[Excerpts from a figure dataset]
----

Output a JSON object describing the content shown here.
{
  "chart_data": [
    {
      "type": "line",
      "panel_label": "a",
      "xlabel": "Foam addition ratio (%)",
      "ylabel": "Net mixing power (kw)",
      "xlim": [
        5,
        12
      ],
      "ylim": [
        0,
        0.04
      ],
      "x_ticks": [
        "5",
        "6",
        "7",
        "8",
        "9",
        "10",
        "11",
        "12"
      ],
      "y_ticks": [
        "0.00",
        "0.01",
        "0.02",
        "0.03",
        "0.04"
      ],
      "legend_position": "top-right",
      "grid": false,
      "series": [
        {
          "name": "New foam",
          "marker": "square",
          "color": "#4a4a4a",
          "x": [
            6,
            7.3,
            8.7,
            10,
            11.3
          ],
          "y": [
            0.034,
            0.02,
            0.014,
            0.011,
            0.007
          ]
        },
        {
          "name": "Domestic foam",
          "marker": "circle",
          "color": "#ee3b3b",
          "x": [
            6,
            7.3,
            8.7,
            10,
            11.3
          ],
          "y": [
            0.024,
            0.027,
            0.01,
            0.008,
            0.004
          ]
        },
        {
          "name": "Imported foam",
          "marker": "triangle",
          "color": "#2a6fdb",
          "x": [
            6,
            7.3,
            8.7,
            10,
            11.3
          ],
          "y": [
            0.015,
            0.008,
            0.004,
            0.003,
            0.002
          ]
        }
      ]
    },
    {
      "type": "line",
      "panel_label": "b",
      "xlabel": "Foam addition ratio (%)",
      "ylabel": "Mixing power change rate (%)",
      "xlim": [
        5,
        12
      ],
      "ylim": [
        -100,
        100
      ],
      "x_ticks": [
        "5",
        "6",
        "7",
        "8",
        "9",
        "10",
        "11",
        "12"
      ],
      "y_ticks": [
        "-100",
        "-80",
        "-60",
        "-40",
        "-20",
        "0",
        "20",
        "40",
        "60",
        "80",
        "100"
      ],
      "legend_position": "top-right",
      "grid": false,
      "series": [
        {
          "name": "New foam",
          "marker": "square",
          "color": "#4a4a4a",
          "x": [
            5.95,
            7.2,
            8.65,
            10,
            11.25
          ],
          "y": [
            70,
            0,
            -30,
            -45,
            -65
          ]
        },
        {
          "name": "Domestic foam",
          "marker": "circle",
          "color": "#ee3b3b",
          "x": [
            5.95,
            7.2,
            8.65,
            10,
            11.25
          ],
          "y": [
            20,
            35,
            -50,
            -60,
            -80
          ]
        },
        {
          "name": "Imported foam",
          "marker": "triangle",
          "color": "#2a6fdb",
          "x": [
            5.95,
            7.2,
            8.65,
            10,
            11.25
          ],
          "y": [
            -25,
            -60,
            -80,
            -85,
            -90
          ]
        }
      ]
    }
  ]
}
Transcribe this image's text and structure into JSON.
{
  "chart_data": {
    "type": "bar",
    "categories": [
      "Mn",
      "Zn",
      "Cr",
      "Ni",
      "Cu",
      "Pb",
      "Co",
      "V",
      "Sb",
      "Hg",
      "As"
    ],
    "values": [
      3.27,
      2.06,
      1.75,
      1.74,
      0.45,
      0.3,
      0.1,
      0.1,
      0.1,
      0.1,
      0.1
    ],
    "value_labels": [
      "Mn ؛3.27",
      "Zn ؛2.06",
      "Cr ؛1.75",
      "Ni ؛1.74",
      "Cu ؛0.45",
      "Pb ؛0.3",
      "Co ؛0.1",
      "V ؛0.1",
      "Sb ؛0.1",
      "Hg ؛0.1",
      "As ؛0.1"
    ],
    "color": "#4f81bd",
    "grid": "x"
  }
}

----

Required work:
Repeat, with no changes, each line from the one with "Transcribe this image's" to the end of the listing, including both ends and nothing else.

Expected output:
Transcribe this image's text and structure into JSON.
{
  "chart_data": {
    "type": "bar",
    "categories": [
      "Mn",
      "Zn",
      "Cr",
      "Ni",
      "Cu",
      "Pb",
      "Co",
      "V",
      "Sb",
      "Hg",
      "As"
    ],
    "values": [
      3.27,
      2.06,
      1.75,
      1.74,
      0.45,
      0.3,
      0.1,
      0.1,
      0.1,
      0.1,
      0.1
    ],
    "value_labels": [
      "Mn ؛3.27",
      "Zn ؛2.06",
      "Cr ؛1.75",
      "Ni ؛1.74",
      "Cu ؛0.45",
      "Pb ؛0.3",
      "Co ؛0.1",
      "V ؛0.1",
      "Sb ؛0.1",
      "Hg ؛0.1",
      "As ؛0.1"
    ],
    "color": "#4f81bd",
    "grid": "x"
  }
}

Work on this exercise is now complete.